Records from a collection of figures

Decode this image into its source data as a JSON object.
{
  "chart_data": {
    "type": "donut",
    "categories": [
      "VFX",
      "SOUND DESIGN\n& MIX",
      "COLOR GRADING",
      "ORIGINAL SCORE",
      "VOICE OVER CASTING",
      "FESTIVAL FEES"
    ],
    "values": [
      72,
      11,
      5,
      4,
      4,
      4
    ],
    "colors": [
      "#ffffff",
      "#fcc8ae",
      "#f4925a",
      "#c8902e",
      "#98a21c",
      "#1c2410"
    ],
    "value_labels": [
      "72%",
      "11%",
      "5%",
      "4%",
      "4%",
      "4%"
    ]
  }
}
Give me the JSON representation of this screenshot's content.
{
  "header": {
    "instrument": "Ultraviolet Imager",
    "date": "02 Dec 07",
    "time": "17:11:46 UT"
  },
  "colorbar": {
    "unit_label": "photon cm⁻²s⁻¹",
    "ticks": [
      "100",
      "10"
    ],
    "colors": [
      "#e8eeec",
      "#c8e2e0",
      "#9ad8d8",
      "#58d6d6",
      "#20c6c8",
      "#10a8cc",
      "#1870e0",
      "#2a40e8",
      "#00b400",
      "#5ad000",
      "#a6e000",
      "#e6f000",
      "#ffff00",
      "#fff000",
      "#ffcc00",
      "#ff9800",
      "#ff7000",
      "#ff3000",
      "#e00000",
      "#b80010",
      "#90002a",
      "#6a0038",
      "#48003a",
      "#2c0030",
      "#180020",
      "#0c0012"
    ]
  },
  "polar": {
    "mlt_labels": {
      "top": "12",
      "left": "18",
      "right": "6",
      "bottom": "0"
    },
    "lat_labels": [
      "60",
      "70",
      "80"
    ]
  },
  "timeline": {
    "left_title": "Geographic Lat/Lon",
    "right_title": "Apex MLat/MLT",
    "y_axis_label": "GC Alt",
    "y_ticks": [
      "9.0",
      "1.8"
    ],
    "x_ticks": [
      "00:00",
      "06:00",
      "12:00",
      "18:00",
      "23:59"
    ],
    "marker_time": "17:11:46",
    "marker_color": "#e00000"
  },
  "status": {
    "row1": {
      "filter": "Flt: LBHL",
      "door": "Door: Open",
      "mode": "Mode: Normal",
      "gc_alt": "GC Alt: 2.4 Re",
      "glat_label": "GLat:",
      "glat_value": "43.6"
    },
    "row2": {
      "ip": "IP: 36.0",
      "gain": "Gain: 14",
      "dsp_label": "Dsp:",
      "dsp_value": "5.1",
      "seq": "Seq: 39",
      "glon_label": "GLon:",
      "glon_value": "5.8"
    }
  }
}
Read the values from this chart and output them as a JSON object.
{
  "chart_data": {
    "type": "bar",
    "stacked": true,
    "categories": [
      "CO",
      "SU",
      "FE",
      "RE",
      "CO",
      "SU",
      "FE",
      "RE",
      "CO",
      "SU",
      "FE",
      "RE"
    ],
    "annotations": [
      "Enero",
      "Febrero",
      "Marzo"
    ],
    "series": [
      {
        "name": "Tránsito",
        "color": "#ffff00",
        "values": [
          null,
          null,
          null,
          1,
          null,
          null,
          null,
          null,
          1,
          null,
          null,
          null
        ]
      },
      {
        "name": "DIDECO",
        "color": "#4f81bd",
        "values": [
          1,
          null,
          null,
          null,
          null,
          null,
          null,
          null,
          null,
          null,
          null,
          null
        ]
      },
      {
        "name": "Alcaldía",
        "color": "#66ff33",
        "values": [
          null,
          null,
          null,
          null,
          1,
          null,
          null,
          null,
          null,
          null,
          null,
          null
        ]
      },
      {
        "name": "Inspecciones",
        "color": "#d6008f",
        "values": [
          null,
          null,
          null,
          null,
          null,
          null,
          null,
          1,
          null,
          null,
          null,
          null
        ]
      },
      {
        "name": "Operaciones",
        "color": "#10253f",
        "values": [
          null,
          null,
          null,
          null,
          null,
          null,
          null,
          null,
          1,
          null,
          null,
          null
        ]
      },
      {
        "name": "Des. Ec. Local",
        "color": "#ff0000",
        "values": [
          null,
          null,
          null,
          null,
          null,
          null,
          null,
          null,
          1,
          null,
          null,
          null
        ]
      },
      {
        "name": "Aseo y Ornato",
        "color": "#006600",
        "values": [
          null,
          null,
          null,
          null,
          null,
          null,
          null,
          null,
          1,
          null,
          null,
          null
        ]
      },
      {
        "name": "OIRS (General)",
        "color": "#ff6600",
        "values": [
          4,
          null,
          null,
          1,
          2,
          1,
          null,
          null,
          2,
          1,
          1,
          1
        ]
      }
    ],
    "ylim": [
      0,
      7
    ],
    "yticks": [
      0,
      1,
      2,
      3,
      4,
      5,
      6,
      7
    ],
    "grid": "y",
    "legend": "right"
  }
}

● **Exercise goal**: Extract from the material all lines containing the string "JSON".

● **Exercise result**:
Decode this image into its source data as a JSON object.
Give me the JSON representation of this screenshot's content.
Read the values from this chart and output them as a JSON object.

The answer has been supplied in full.